* **What needs to be done**: Copy every line of the data that includes the string "цепи".

* **Record set**:
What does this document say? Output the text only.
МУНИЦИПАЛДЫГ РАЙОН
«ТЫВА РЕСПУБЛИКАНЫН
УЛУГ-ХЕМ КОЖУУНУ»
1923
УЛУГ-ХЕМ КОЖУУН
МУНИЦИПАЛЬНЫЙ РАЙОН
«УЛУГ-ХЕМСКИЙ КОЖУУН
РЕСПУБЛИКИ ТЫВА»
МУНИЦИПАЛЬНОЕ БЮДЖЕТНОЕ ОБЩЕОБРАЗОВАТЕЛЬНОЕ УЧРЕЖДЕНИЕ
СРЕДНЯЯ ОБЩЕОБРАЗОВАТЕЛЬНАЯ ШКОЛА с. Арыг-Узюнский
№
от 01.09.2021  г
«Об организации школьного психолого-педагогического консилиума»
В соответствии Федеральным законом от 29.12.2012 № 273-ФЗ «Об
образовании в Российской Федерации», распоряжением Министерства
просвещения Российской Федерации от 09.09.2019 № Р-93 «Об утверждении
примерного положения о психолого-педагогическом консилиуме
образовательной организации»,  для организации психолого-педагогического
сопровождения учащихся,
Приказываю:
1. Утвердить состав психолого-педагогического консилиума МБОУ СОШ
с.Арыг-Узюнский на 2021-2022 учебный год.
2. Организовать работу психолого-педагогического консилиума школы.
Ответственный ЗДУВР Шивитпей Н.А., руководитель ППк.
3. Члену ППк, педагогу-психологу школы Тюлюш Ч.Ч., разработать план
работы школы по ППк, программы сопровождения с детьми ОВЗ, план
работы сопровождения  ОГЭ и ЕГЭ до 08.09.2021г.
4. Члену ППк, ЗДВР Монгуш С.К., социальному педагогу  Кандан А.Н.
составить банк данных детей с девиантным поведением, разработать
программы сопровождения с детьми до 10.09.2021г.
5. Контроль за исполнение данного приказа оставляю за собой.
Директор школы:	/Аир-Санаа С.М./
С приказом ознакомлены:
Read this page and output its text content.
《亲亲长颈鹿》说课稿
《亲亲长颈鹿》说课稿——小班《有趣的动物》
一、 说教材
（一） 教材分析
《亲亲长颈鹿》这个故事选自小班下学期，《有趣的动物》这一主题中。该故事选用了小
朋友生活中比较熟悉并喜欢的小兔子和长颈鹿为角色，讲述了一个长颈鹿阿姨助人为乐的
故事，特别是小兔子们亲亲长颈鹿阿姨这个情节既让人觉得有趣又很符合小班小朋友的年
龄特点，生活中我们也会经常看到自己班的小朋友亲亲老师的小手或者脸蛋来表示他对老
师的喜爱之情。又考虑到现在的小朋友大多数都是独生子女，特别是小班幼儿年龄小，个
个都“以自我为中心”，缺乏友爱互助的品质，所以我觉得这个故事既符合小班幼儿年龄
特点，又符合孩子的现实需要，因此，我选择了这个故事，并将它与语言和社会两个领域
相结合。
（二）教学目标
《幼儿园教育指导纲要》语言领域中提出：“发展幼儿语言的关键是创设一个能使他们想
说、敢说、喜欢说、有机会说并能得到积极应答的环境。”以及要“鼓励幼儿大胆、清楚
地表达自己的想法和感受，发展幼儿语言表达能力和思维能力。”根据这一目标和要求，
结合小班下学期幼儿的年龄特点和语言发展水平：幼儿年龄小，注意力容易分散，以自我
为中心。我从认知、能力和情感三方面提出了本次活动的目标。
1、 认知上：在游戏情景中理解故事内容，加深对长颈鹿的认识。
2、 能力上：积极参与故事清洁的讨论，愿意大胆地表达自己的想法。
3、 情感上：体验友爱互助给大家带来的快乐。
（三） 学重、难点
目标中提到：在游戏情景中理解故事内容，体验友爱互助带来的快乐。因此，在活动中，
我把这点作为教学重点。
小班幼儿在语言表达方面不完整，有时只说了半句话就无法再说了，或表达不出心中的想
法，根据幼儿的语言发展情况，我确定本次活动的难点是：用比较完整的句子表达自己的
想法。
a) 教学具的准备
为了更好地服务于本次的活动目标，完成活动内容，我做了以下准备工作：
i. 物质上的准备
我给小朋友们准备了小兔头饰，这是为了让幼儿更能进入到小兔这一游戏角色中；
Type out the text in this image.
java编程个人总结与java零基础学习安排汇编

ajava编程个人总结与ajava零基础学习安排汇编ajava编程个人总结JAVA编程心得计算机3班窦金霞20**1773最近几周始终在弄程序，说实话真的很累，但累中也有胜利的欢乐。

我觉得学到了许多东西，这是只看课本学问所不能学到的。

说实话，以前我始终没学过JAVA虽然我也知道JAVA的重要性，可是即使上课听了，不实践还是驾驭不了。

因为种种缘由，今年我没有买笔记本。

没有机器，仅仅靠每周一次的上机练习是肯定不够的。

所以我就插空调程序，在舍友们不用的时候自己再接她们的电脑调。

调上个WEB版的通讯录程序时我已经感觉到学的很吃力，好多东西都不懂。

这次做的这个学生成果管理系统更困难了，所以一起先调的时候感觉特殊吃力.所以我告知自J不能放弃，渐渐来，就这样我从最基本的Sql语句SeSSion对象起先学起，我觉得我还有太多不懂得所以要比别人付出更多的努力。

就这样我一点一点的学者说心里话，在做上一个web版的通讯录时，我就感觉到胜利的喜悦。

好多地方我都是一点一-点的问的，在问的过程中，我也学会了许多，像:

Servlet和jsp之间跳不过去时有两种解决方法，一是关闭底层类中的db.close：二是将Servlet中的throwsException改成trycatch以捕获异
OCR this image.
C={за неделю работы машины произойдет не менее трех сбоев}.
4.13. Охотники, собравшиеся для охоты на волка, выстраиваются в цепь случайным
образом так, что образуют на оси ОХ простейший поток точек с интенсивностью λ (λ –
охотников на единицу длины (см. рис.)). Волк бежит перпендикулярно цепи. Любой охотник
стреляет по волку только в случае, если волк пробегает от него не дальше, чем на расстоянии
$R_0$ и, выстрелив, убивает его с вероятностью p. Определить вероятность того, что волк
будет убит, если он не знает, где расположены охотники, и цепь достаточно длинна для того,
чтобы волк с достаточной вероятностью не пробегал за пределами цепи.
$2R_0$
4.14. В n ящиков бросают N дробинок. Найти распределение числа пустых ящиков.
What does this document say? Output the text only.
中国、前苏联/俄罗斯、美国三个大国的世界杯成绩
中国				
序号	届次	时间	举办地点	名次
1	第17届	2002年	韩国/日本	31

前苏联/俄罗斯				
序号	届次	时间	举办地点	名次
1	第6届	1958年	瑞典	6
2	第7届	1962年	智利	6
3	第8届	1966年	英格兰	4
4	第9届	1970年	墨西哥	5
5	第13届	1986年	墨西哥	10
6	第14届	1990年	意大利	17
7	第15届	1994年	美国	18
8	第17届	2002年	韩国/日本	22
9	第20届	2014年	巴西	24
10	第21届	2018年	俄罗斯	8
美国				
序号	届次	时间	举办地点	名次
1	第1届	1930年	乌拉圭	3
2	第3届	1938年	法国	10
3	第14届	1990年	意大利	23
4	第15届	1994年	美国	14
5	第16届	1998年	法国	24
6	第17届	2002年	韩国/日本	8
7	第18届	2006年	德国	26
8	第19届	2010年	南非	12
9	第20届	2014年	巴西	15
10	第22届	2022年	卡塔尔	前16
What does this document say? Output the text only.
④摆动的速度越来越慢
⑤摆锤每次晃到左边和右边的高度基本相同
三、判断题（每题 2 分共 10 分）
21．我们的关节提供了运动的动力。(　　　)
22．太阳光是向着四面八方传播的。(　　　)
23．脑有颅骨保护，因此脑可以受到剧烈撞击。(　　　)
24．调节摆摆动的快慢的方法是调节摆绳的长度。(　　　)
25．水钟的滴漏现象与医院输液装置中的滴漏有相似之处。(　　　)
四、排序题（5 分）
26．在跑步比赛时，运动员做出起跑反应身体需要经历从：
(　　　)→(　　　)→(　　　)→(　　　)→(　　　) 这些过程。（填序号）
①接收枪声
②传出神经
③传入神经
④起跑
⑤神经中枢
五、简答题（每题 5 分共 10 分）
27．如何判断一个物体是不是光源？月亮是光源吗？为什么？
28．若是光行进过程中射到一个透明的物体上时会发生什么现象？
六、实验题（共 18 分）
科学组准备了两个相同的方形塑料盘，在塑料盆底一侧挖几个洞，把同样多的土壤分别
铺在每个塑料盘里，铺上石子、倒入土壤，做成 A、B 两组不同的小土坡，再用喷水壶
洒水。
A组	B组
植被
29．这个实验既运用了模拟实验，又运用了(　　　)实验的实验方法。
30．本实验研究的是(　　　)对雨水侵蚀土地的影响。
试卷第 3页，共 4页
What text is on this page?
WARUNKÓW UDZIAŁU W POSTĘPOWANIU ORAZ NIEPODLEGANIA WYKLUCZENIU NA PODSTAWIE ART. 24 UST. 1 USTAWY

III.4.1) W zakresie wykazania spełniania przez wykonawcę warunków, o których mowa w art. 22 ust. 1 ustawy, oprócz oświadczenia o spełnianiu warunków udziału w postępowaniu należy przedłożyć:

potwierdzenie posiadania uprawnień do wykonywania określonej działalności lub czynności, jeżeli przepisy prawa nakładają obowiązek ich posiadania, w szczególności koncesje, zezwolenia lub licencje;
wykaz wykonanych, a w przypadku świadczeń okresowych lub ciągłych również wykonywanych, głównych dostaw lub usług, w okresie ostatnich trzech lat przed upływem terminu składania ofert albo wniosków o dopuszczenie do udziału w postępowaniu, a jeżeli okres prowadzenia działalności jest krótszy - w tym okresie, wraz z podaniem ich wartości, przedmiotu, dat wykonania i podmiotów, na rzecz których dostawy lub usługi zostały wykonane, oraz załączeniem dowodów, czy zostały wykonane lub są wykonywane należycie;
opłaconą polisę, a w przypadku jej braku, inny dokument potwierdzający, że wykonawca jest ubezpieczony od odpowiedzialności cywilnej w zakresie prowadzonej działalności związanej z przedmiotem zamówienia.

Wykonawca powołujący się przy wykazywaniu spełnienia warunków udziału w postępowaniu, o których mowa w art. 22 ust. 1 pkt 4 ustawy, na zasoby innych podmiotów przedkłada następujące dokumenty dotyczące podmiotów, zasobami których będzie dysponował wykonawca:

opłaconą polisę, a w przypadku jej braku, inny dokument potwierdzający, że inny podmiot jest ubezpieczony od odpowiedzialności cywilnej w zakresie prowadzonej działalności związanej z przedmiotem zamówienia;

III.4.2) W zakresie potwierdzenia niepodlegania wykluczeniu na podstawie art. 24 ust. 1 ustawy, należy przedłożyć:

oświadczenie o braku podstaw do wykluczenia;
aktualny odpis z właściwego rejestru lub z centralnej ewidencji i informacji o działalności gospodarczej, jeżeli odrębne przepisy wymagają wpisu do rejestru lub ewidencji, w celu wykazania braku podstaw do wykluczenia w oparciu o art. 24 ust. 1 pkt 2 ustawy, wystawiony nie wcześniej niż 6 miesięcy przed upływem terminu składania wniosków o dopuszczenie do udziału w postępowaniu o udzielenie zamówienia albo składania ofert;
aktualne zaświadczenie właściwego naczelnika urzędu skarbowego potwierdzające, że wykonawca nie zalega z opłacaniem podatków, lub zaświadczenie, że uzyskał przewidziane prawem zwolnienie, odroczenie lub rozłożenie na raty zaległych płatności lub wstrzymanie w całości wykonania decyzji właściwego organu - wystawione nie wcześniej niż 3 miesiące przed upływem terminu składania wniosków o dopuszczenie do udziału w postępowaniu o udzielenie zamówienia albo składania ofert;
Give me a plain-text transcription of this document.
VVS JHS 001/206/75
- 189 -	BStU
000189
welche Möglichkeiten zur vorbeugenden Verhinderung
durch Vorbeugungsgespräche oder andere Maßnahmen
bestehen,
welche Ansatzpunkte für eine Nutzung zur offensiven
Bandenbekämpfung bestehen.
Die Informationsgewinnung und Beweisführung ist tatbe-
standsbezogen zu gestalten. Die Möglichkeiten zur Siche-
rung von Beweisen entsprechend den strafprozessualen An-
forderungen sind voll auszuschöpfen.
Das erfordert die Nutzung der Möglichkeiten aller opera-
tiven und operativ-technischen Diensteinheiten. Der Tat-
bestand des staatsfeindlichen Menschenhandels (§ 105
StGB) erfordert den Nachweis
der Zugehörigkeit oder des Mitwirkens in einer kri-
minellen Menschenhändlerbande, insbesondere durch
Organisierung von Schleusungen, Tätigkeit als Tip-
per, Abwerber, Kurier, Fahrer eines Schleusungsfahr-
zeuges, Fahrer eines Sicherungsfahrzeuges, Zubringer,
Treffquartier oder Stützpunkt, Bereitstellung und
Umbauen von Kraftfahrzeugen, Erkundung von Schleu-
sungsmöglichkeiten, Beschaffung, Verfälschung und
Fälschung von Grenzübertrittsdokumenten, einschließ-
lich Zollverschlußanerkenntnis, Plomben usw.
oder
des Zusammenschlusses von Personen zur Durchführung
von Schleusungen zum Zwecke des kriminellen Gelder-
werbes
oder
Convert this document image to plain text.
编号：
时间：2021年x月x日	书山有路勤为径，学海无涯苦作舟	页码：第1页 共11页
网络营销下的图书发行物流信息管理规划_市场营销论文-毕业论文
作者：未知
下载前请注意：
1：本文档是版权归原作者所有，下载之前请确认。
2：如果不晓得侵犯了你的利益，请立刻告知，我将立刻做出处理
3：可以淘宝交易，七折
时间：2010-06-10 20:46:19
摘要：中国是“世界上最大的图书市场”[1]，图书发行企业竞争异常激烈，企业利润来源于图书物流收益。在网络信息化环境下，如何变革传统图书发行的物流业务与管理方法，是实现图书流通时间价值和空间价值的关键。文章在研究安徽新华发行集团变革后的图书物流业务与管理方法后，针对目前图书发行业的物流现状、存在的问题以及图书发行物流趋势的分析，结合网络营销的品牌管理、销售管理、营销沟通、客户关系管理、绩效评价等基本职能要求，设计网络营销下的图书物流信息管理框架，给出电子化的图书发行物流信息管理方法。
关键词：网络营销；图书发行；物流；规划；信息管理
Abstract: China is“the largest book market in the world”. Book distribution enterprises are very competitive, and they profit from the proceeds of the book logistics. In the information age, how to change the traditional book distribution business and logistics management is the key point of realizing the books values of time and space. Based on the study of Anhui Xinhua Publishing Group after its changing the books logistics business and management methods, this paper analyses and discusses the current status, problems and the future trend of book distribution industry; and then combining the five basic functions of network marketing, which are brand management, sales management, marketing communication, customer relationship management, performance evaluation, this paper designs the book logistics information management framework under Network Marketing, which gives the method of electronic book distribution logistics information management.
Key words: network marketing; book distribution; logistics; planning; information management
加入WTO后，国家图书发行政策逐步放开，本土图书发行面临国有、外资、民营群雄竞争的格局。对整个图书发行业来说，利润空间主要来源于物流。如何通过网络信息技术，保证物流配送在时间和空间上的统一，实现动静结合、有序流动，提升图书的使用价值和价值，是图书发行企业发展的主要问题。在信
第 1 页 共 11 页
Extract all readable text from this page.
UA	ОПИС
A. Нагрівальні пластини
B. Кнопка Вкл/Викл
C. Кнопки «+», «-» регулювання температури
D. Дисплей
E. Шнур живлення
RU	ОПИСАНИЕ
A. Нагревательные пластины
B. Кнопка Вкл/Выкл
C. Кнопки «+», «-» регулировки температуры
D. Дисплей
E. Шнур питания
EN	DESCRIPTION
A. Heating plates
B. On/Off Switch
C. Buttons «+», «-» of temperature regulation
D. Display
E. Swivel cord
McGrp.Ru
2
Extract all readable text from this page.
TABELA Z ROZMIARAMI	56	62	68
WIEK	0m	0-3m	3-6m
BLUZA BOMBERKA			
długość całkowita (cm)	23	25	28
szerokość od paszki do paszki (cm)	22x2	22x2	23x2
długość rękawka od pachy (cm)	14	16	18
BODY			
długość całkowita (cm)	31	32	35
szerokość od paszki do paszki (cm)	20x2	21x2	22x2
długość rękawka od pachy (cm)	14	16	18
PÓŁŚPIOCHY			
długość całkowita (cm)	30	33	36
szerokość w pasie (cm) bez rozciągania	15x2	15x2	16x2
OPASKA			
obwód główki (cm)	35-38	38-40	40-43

* **Output of the task**:
охотников на единицу длины (см. рис.)). Волк бежит перпендикулярно цепи. Любой охотник
чтобы волк с достаточной вероятностью не пробегал за пределами цепи.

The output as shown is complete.